━━ RECORDS SHOWN

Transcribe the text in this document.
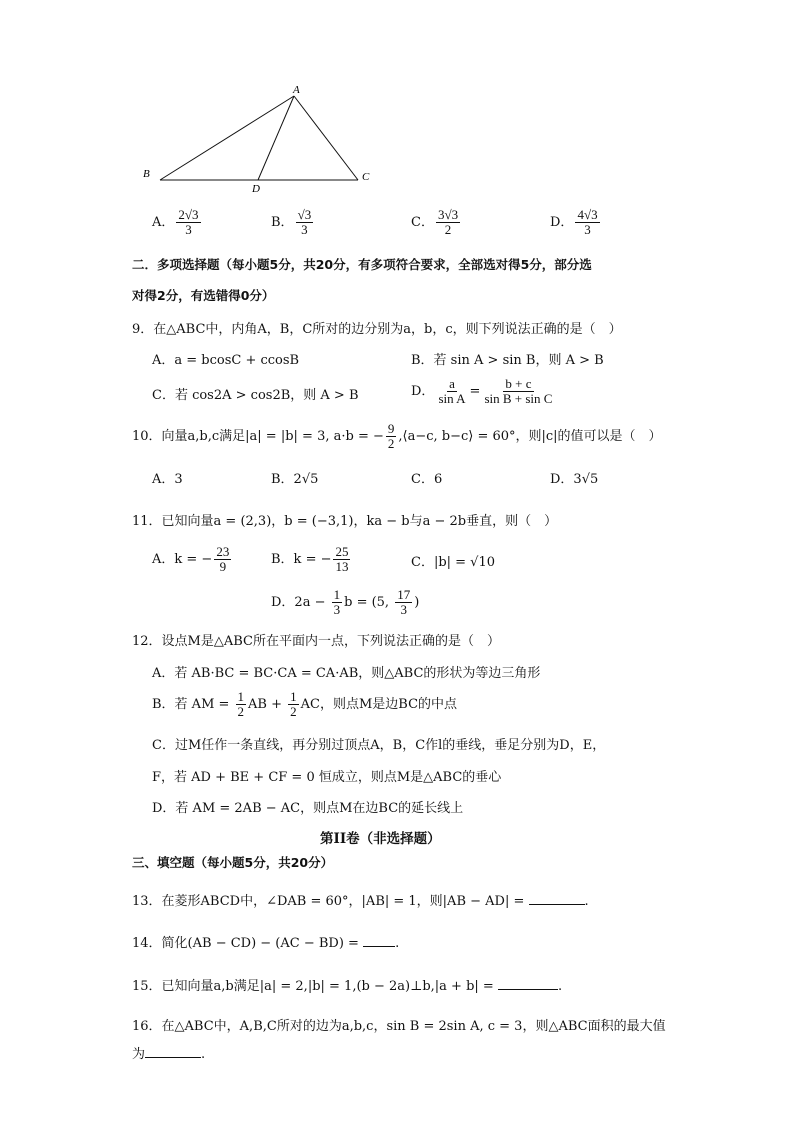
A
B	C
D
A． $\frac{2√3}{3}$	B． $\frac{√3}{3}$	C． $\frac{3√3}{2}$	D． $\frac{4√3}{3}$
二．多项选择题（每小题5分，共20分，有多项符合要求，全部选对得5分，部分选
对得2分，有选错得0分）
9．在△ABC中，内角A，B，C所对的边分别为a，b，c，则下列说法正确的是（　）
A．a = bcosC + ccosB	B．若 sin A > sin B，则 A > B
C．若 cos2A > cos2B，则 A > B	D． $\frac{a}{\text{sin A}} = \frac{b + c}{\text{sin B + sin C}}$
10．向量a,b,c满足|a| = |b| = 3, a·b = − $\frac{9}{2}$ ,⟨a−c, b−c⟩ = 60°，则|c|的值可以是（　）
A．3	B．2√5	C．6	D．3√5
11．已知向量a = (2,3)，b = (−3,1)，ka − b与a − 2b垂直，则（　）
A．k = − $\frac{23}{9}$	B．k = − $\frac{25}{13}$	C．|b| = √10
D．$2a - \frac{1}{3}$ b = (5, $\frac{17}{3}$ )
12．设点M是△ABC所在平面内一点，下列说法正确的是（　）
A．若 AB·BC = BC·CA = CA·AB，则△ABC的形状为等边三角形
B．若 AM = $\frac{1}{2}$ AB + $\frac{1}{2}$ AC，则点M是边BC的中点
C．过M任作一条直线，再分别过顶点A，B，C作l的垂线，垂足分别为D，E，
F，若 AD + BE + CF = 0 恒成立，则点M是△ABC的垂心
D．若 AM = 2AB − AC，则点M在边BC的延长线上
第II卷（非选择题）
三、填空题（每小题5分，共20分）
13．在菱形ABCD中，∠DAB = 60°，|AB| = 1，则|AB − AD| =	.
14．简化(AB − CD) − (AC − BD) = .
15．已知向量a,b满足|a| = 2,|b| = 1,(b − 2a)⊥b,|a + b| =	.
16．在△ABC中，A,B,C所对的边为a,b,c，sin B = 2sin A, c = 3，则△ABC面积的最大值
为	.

━━━━
━━ RECORDS SHOWN

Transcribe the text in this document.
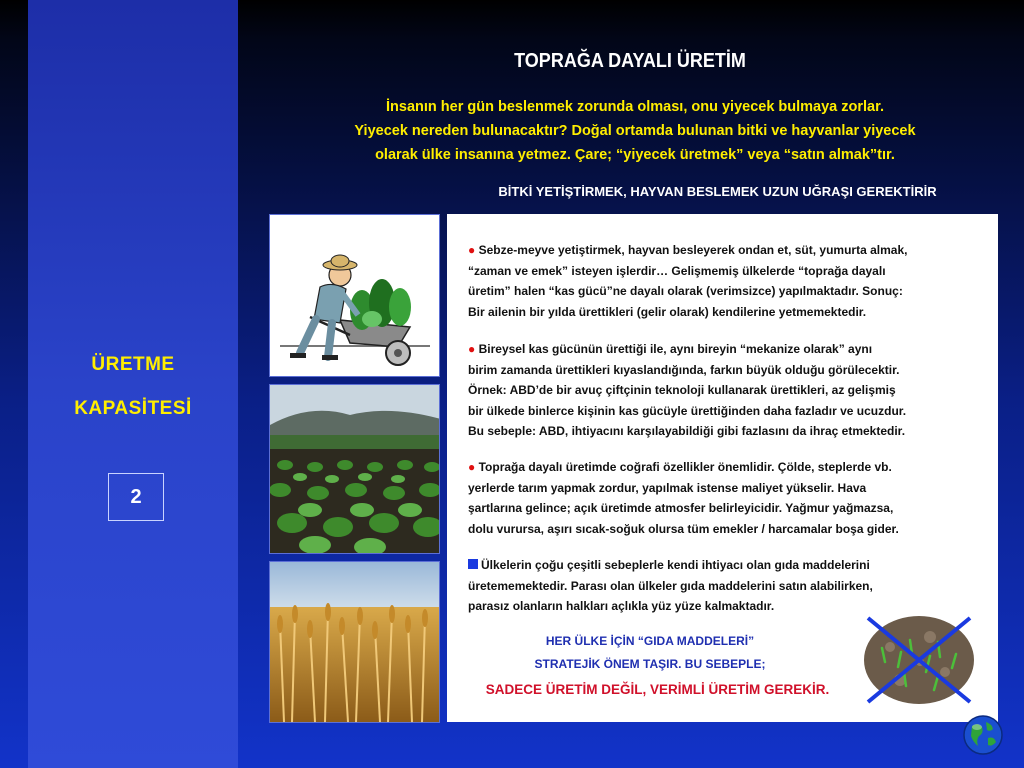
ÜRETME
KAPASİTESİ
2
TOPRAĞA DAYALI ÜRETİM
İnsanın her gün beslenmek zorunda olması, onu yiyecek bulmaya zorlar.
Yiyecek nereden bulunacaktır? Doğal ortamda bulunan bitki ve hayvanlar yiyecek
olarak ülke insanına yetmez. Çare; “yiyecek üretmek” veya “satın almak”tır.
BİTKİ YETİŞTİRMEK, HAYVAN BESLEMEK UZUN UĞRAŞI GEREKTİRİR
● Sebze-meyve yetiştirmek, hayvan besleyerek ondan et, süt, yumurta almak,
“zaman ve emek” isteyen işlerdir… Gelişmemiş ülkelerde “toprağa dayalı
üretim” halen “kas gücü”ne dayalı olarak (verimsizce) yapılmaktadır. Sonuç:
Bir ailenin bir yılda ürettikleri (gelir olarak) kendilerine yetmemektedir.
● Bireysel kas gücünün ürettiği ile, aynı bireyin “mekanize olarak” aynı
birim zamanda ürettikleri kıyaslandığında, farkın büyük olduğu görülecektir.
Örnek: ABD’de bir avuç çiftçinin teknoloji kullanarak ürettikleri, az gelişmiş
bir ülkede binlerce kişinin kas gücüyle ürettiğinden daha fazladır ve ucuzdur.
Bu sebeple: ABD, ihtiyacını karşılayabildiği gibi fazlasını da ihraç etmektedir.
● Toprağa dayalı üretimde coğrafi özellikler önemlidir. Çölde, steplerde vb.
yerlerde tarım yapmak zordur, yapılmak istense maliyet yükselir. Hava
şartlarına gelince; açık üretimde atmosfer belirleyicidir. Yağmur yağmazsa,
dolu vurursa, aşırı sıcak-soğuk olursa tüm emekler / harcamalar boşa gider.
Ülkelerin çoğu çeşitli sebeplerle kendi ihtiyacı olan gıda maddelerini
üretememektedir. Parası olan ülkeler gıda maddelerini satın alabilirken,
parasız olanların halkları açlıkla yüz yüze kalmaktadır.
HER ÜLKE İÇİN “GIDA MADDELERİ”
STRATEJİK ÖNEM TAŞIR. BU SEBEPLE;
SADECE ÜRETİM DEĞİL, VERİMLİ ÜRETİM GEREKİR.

━━━━
━━ RECORDS SHOWN

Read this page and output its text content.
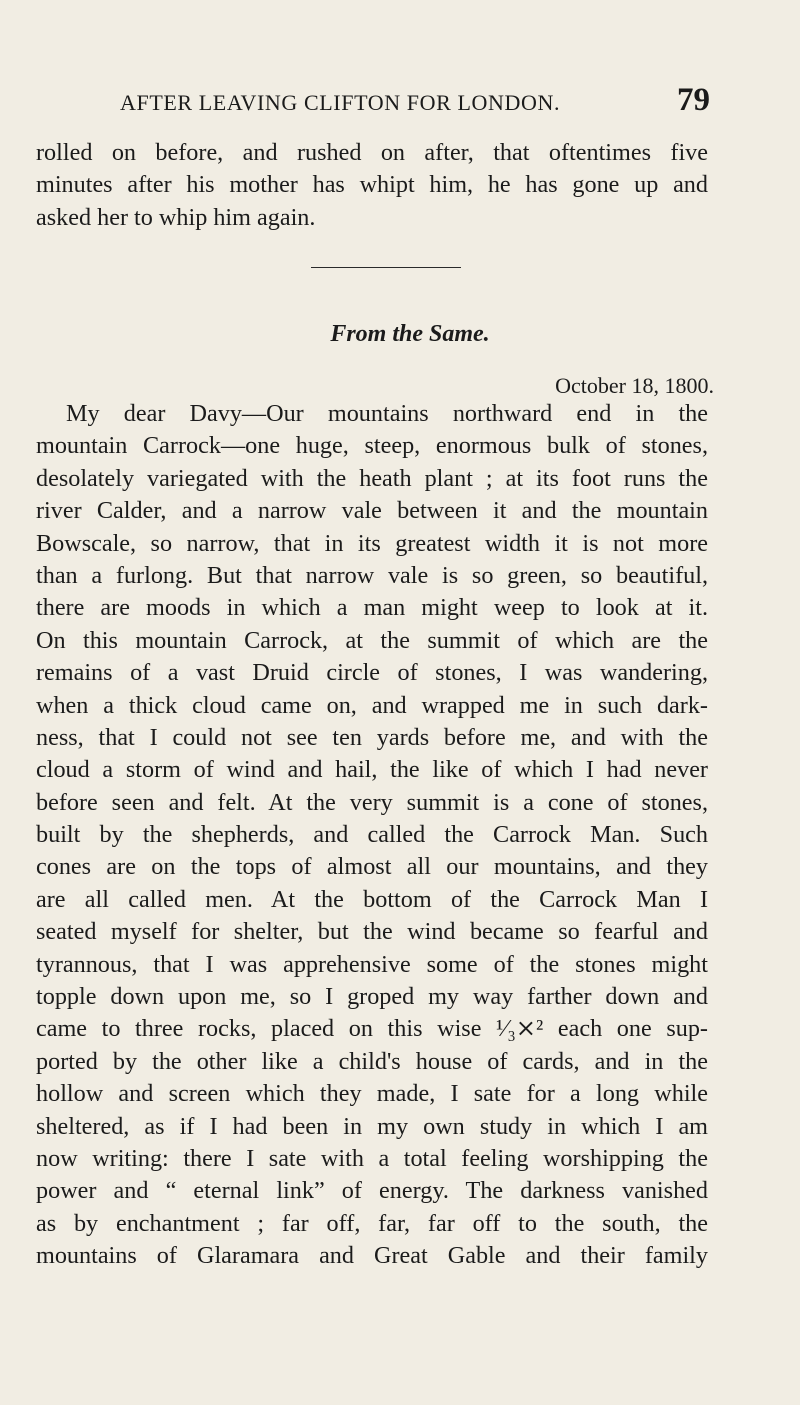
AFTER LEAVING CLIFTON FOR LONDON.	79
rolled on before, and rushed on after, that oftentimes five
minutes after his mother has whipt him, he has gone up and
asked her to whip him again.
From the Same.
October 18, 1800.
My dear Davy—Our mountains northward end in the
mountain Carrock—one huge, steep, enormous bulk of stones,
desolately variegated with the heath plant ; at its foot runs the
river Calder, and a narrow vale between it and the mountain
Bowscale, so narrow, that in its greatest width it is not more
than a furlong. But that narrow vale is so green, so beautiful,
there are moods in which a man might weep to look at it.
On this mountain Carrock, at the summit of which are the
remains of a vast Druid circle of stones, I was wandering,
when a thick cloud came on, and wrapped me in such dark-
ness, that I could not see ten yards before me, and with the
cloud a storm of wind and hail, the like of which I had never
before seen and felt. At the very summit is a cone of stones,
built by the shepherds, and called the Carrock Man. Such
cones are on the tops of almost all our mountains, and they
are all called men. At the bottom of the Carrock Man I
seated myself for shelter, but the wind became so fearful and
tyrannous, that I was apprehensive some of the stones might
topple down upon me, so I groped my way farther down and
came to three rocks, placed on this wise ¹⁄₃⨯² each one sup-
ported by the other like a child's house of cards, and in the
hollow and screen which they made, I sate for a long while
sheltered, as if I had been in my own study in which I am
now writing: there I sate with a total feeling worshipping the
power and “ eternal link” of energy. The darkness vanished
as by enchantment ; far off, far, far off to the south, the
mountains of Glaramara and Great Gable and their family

━━━━

- DIRECTIONS FOR THIS TASK
Pull out every line above that holds the word "vale".

- COMPLETE OUTPUT
river Calder, and a narrow vale between it and the mountain
than a furlong. But that narrow vale is so green, so beautiful,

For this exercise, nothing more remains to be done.